Goal: Copy each line below exactly and leave the pictures out.

Recorded data:
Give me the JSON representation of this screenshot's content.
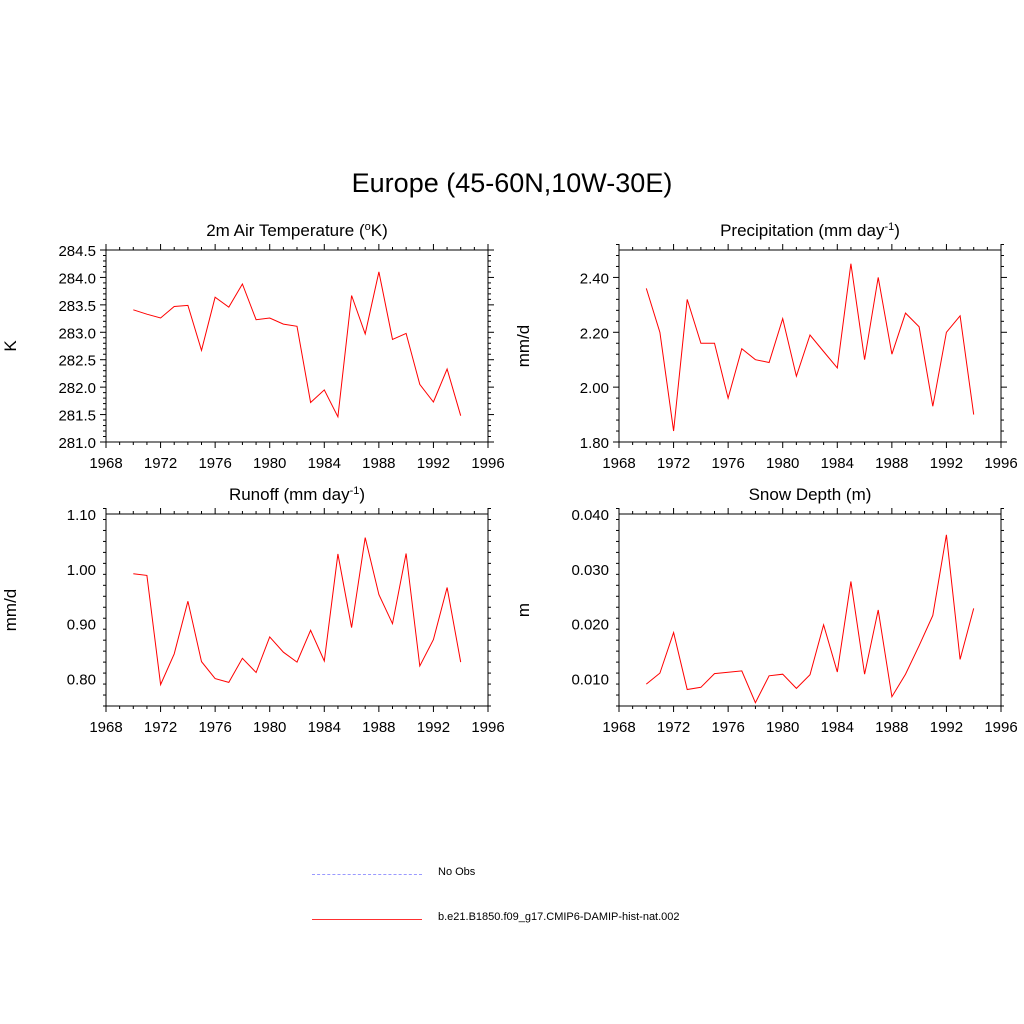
{
  "figure": {
    "title": "Europe (45-60N,10W-30E)"
  },
  "legend": {
    "items": [
      {
        "label": "No Obs",
        "color": "#9999ff",
        "style": "dashed"
      },
      {
        "label": "b.e21.B1850.f09_g17.CMIP6-DAMIP-hist-nat.002",
        "color": "#ff0000",
        "style": "solid"
      }
    ]
  },
  "chart_data": [
    {
      "type": "line",
      "title": "2m Air Temperature (°K)",
      "title_parts": {
        "pre": "2m Air Temperature (",
        "sup": "o",
        "post": "K)"
      },
      "xlabel": "",
      "ylabel": "K",
      "xlim": [
        1968,
        1996
      ],
      "xticks": [
        1968,
        1972,
        1976,
        1980,
        1984,
        1988,
        1992,
        1996
      ],
      "ylim": [
        281.0,
        284.5
      ],
      "yticks": [
        281.0,
        281.5,
        282.0,
        282.5,
        283.0,
        283.5,
        284.0,
        284.5
      ],
      "ytick_labels": [
        "281.0",
        "281.5",
        "282.0",
        "282.5",
        "283.0",
        "283.5",
        "284.0",
        "284.5"
      ],
      "series": [
        {
          "color": "#ff0000",
          "x": [
            1970,
            1971,
            1972,
            1973,
            1974,
            1975,
            1976,
            1977,
            1978,
            1979,
            1980,
            1981,
            1982,
            1983,
            1984,
            1985,
            1986,
            1987,
            1988,
            1989,
            1990,
            1991,
            1992,
            1993,
            1994
          ],
          "y": [
            283.41,
            283.33,
            283.26,
            283.47,
            283.49,
            282.67,
            283.64,
            283.46,
            283.88,
            283.23,
            283.26,
            283.15,
            283.11,
            281.72,
            281.95,
            281.46,
            283.67,
            282.97,
            284.1,
            282.87,
            282.98,
            282.05,
            281.73,
            282.33,
            281.48
          ]
        }
      ]
    },
    {
      "type": "line",
      "title": "Precipitation (mm day-1)",
      "title_parts": {
        "pre": "Precipitation (mm day",
        "sup": "-1",
        "post": ")"
      },
      "xlabel": "",
      "ylabel": "mm/d",
      "xlim": [
        1968,
        1996
      ],
      "xticks": [
        1968,
        1972,
        1976,
        1980,
        1984,
        1988,
        1992,
        1996
      ],
      "ylim": [
        1.8,
        2.5
      ],
      "yticks": [
        1.8,
        2.0,
        2.2,
        2.4
      ],
      "ytick_labels": [
        "1.80",
        "2.00",
        "2.20",
        "2.40"
      ],
      "series": [
        {
          "color": "#ff0000",
          "x": [
            1970,
            1971,
            1972,
            1973,
            1974,
            1975,
            1976,
            1977,
            1978,
            1979,
            1980,
            1981,
            1982,
            1983,
            1984,
            1985,
            1986,
            1987,
            1988,
            1989,
            1990,
            1991,
            1992,
            1993,
            1994
          ],
          "y": [
            2.36,
            2.2,
            1.84,
            2.32,
            2.16,
            2.16,
            1.96,
            2.14,
            2.1,
            2.09,
            2.25,
            2.04,
            2.19,
            2.13,
            2.07,
            2.45,
            2.1,
            2.4,
            2.12,
            2.27,
            2.22,
            1.93,
            2.2,
            2.26,
            1.9
          ]
        }
      ]
    },
    {
      "type": "line",
      "title": "Runoff (mm day-1)",
      "title_parts": {
        "pre": "Runoff (mm day",
        "sup": "-1",
        "post": ")"
      },
      "xlabel": "",
      "ylabel": "mm/d",
      "xlim": [
        1968,
        1996
      ],
      "xticks": [
        1968,
        1972,
        1976,
        1980,
        1984,
        1988,
        1992,
        1996
      ],
      "ylim": [
        0.75,
        1.1
      ],
      "yticks": [
        0.8,
        0.9,
        1.0,
        1.1
      ],
      "ytick_labels": [
        "0.80",
        "0.90",
        "1.00",
        "1.10"
      ],
      "series": [
        {
          "color": "#ff0000",
          "x": [
            1970,
            1971,
            1972,
            1973,
            1974,
            1975,
            1976,
            1977,
            1978,
            1979,
            1980,
            1981,
            1982,
            1983,
            1984,
            1985,
            1986,
            1987,
            1988,
            1989,
            1990,
            1991,
            1992,
            1993,
            1994
          ],
          "y": [
            0.991,
            0.988,
            0.789,
            0.845,
            0.941,
            0.831,
            0.8,
            0.793,
            0.837,
            0.811,
            0.876,
            0.848,
            0.83,
            0.888,
            0.832,
            1.027,
            0.893,
            1.057,
            0.953,
            0.9,
            1.028,
            0.823,
            0.871,
            0.966,
            0.83
          ]
        }
      ]
    },
    {
      "type": "line",
      "title": "Snow Depth (m)",
      "title_parts": {
        "pre": "Snow Depth (m)",
        "sup": "",
        "post": ""
      },
      "xlabel": "",
      "ylabel": "m",
      "xlim": [
        1968,
        1996
      ],
      "xticks": [
        1968,
        1972,
        1976,
        1980,
        1984,
        1988,
        1992,
        1996
      ],
      "ylim": [
        0.005,
        0.04
      ],
      "yticks": [
        0.01,
        0.02,
        0.03,
        0.04
      ],
      "ytick_labels": [
        "0.010",
        "0.020",
        "0.030",
        "0.040"
      ],
      "series": [
        {
          "color": "#ff0000",
          "x": [
            1970,
            1971,
            1972,
            1973,
            1974,
            1975,
            1977,
            1978,
            1979,
            1980,
            1981,
            1982,
            1983,
            1984,
            1985,
            1986,
            1987,
            1988,
            1989,
            1990,
            1991,
            1992,
            1993,
            1994
          ],
          "y": [
            0.009,
            0.011,
            0.0184,
            0.008,
            0.0084,
            0.0109,
            0.0114,
            0.0056,
            0.0105,
            0.0108,
            0.0082,
            0.0107,
            0.0198,
            0.0112,
            0.0277,
            0.0108,
            0.0225,
            0.0067,
            0.0108,
            0.016,
            0.0215,
            0.0362,
            0.0135,
            0.0228
          ]
        }
      ]
    }
  ]
}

Task output:
Give me the JSON representation of this screenshot's content.
{
  "figure": {
    "title": "Europe (45-60N,10W-30E)"
  },
  "legend": {
    "items": [
      {
        "label": "No Obs",
        "color": "#9999ff",
        "style": "dashed"
      },
      {
        "label": "b.e21.B1850.f09_g17.CMIP6-DAMIP-hist-nat.002",
        "color": "#ff0000",
        "style": "solid"
      }
    ]
  },
  "chart_data": [
    {
      "type": "line",
      "title": "2m Air Temperature (°K)",
      "title_parts": {
        "pre": "2m Air Temperature (",
        "sup": "o",
        "post": "K)"
      },
      "xlabel": "",
      "ylabel": "K",
      "xlim": [
        1968,
        1996
      ],
      "xticks": [
        1968,
        1972,
        1976,
        1980,
        1984,
        1988,
        1992,
        1996
      ],
      "ylim": [
        281.0,
        284.5
      ],
      "yticks": [
        281.0,
        281.5,
        282.0,
        282.5,
        283.0,
        283.5,
        284.0,
        284.5
      ],
      "ytick_labels": [
        "281.0",
        "281.5",
        "282.0",
        "282.5",
        "283.0",
        "283.5",
        "284.0",
        "284.5"
      ],
      "series": [
        {
          "color": "#ff0000",
          "x": [
            1970,
            1971,
            1972,
            1973,
            1974,
            1975,
            1976,
            1977,
            1978,
            1979,
            1980,
            1981,
            1982,
            1983,
            1984,
            1985,
            1986,
            1987,
            1988,
            1989,
            1990,
            1991,
            1992,
            1993,
            1994
          ],
          "y": [
            283.41,
            283.33,
            283.26,
            283.47,
            283.49,
            282.67,
            283.64,
            283.46,
            283.88,
            283.23,
            283.26,
            283.15,
            283.11,
            281.72,
            281.95,
            281.46,
            283.67,
            282.97,
            284.1,
            282.87,
            282.98,
            282.05,
            281.73,
            282.33,
            281.48
          ]
        }
      ]
    },
    {
      "type": "line",
      "title": "Precipitation (mm day-1)",
      "title_parts": {
        "pre": "Precipitation (mm day",
        "sup": "-1",
        "post": ")"
      },
      "xlabel": "",
      "ylabel": "mm/d",
      "xlim": [
        1968,
        1996
      ],
      "xticks": [
        1968,
        1972,
        1976,
        1980,
        1984,
        1988,
        1992,
        1996
      ],
      "ylim": [
        1.8,
        2.5
      ],
      "yticks": [
        1.8,
        2.0,
        2.2,
        2.4
      ],
      "ytick_labels": [
        "1.80",
        "2.00",
        "2.20",
        "2.40"
      ],
      "series": [
        {
          "color": "#ff0000",
          "x": [
            1970,
            1971,
            1972,
            1973,
            1974,
            1975,
            1976,
            1977,
            1978,
            1979,
            1980,
            1981,
            1982,
            1983,
            1984,
            1985,
            1986,
            1987,
            1988,
            1989,
            1990,
            1991,
            1992,
            1993,
            1994
          ],
          "y": [
            2.36,
            2.2,
            1.84,
            2.32,
            2.16,
            2.16,
            1.96,
            2.14,
            2.1,
            2.09,
            2.25,
            2.04,
            2.19,
            2.13,
            2.07,
            2.45,
            2.1,
            2.4,
            2.12,
            2.27,
            2.22,
            1.93,
            2.2,
            2.26,
            1.9
          ]
        }
      ]
    },
    {
      "type": "line",
      "title": "Runoff (mm day-1)",
      "title_parts": {
        "pre": "Runoff (mm day",
        "sup": "-1",
        "post": ")"
      },
      "xlabel": "",
      "ylabel": "mm/d",
      "xlim": [
        1968,
        1996
      ],
      "xticks": [
        1968,
        1972,
        1976,
        1980,
        1984,
        1988,
        1992,
        1996
      ],
      "ylim": [
        0.75,
        1.1
      ],
      "yticks": [
        0.8,
        0.9,
        1.0,
        1.1
      ],
      "ytick_labels": [
        "0.80",
        "0.90",
        "1.00",
        "1.10"
      ],
      "series": [
        {
          "color": "#ff0000",
          "x": [
            1970,
            1971,
            1972,
            1973,
            1974,
            1975,
            1976,
            1977,
            1978,
            1979,
            1980,
            1981,
            1982,
            1983,
            1984,
            1985,
            1986,
            1987,
            1988,
            1989,
            1990,
            1991,
            1992,
            1993,
            1994
          ],
          "y": [
            0.991,
            0.988,
            0.789,
            0.845,
            0.941,
            0.831,
            0.8,
            0.793,
            0.837,
            0.811,
            0.876,
            0.848,
            0.83,
            0.888,
            0.832,
            1.027,
            0.893,
            1.057,
            0.953,
            0.9,
            1.028,
            0.823,
            0.871,
            0.966,
            0.83
          ]
        }
      ]
    },
    {
      "type": "line",
      "title": "Snow Depth (m)",
      "title_parts": {
        "pre": "Snow Depth (m)",
        "sup": "",
        "post": ""
      },
      "xlabel": "",
      "ylabel": "m",
      "xlim": [
        1968,
        1996
      ],
      "xticks": [
        1968,
        1972,
        1976,
        1980,
        1984,
        1988,
        1992,
        1996
      ],
      "ylim": [
        0.005,
        0.04
      ],
      "yticks": [
        0.01,
        0.02,
        0.03,
        0.04
      ],
      "ytick_labels": [
        "0.010",
        "0.020",
        "0.030",
        "0.040"
      ],
      "series": [
        {
          "color": "#ff0000",
          "x": [
            1970,
            1971,
            1972,
            1973,
            1974,
            1975,
            1977,
            1978,
            1979,
            1980,
            1981,
            1982,
            1983,
            1984,
            1985,
            1986,
            1987,
            1988,
            1989,
            1990,
            1991,
            1992,
            1993,
            1994
          ],
          "y": [
            0.009,
            0.011,
            0.0184,
            0.008,
            0.0084,
            0.0109,
            0.0114,
            0.0056,
            0.0105,
            0.0108,
            0.0082,
            0.0107,
            0.0198,
            0.0112,
            0.0277,
            0.0108,
            0.0225,
            0.0067,
            0.0108,
            0.016,
            0.0215,
            0.0362,
            0.0135,
            0.0228
          ]
        }
      ]
    }
  ]
}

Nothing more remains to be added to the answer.